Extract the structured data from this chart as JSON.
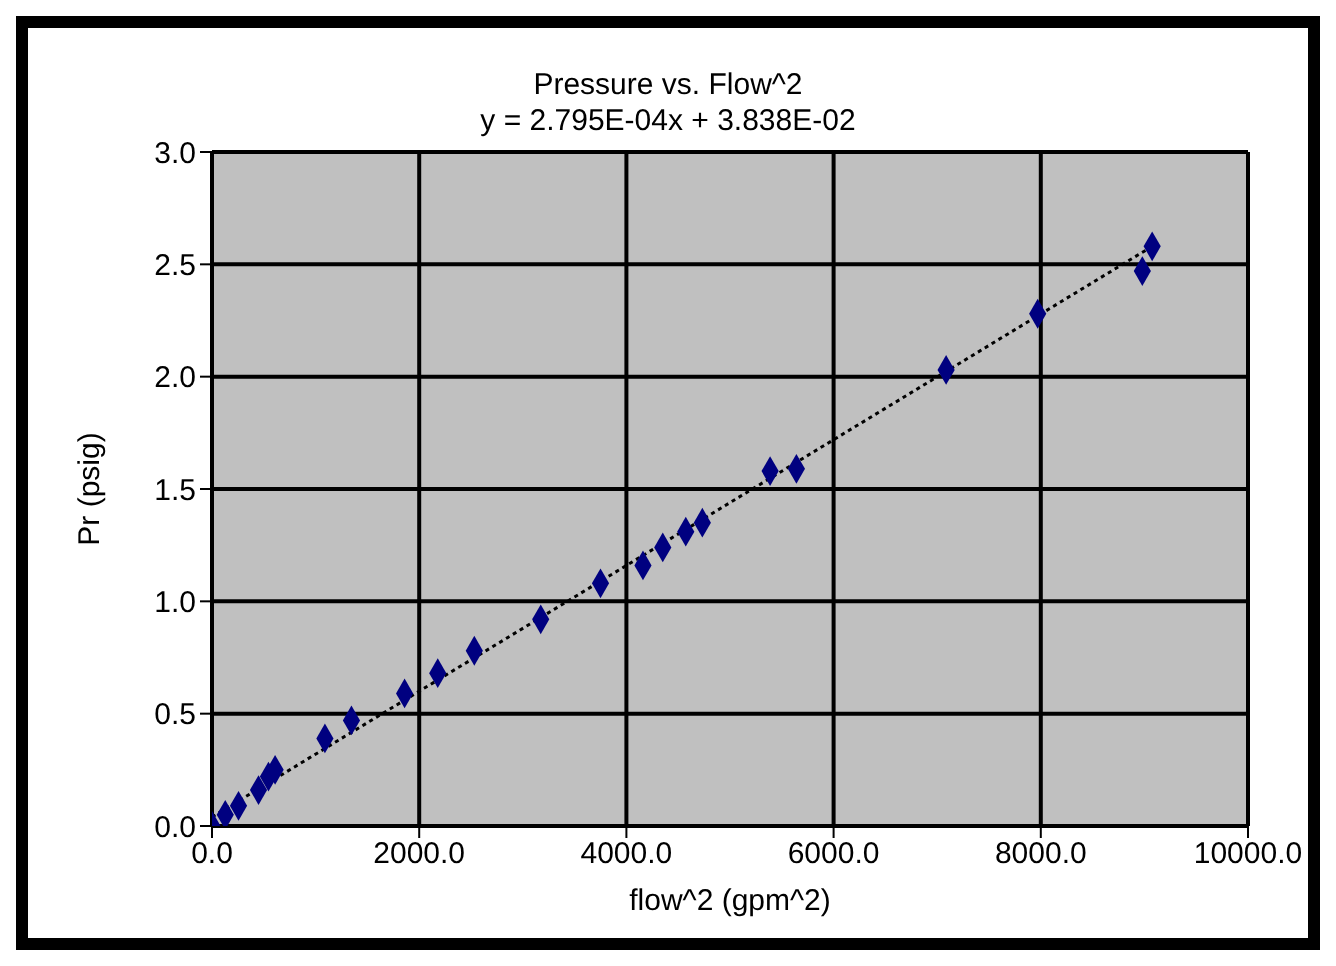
{
  "chart_data": {
    "type": "scatter",
    "title": "Pressure vs. Flow^2",
    "subtitle": "y = 2.795E-04x + 3.838E-02",
    "xlabel": "flow^2 (gpm^2)",
    "ylabel": "Pr (psig)",
    "xlim": [
      0,
      10000
    ],
    "xticks": [
      {
        "value": 0,
        "label": "0.0"
      },
      {
        "value": 2000,
        "label": "2000.0"
      },
      {
        "value": 4000,
        "label": "4000.0"
      },
      {
        "value": 6000,
        "label": "6000.0"
      },
      {
        "value": 8000,
        "label": "8000.0"
      },
      {
        "value": 10000,
        "label": "10000.0"
      }
    ],
    "ylim": [
      0,
      3
    ],
    "yticks": [
      {
        "value": 0,
        "label": "0.0"
      },
      {
        "value": 0.5,
        "label": "0.5"
      },
      {
        "value": 1,
        "label": "1.0"
      },
      {
        "value": 1.5,
        "label": "1.5"
      },
      {
        "value": 2,
        "label": "2.0"
      },
      {
        "value": 2.5,
        "label": "2.5"
      },
      {
        "value": 3,
        "label": "3.0"
      }
    ],
    "grid": true,
    "marker": "diamond",
    "series": [
      {
        "color": "#000080",
        "x": [
          0,
          128,
          256,
          449,
          545,
          609,
          1090,
          1346,
          1859,
          2179,
          2532,
          3173,
          3750,
          4160,
          4351,
          4573,
          4733,
          5387,
          5641,
          7086,
          7970,
          8980,
          9075
        ],
        "values": [
          0,
          0.05,
          0.09,
          0.16,
          0.22,
          0.25,
          0.39,
          0.47,
          0.59,
          0.68,
          0.78,
          0.92,
          1.08,
          1.16,
          1.24,
          1.31,
          1.35,
          1.58,
          1.59,
          2.03,
          2.28,
          2.47,
          2.58
        ]
      },
      {
        "type": "line",
        "color": "#000000",
        "line_style": "dotted",
        "marker": "none",
        "x": [
          0,
          9075
        ],
        "values": [
          0.04,
          2.58
        ]
      }
    ]
  }
}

-=-=-=-=-

**What you should do:**
Reproduce every line exactly and omit all pictures.

**Completed exercise:**
Extract the structured data from this chart as JSON.
{
  "chart_data": {
    "type": "scatter",
    "title": "Pressure vs. Flow^2",
    "subtitle": "y = 2.795E-04x + 3.838E-02",
    "xlabel": "flow^2 (gpm^2)",
    "ylabel": "Pr (psig)",
    "xlim": [
      0,
      10000
    ],
    "xticks": [
      {
        "value": 0,
        "label": "0.0"
      },
      {
        "value": 2000,
        "label": "2000.0"
      },
      {
        "value": 4000,
        "label": "4000.0"
      },
      {
        "value": 6000,
        "label": "6000.0"
      },
      {
        "value": 8000,
        "label": "8000.0"
      },
      {
        "value": 10000,
        "label": "10000.0"
      }
    ],
    "ylim": [
      0,
      3
    ],
    "yticks": [
      {
        "value": 0,
        "label": "0.0"
      },
      {
        "value": 0.5,
        "label": "0.5"
      },
      {
        "value": 1,
        "label": "1.0"
      },
      {
        "value": 1.5,
        "label": "1.5"
      },
      {
        "value": 2,
        "label": "2.0"
      },
      {
        "value": 2.5,
        "label": "2.5"
      },
      {
        "value": 3,
        "label": "3.0"
      }
    ],
    "grid": true,
    "marker": "diamond",
    "series": [
      {
        "color": "#000080",
        "x": [
          0,
          128,
          256,
          449,
          545,
          609,
          1090,
          1346,
          1859,
          2179,
          2532,
          3173,
          3750,
          4160,
          4351,
          4573,
          4733,
          5387,
          5641,
          7086,
          7970,
          8980,
          9075
        ],
        "values": [
          0,
          0.05,
          0.09,
          0.16,
          0.22,
          0.25,
          0.39,
          0.47,
          0.59,
          0.68,
          0.78,
          0.92,
          1.08,
          1.16,
          1.24,
          1.31,
          1.35,
          1.58,
          1.59,
          2.03,
          2.28,
          2.47,
          2.58
        ]
      },
      {
        "type": "line",
        "color": "#000000",
        "line_style": "dotted",
        "marker": "none",
        "x": [
          0,
          9075
        ],
        "values": [
          0.04,
          2.58
        ]
      }
    ]
  }
}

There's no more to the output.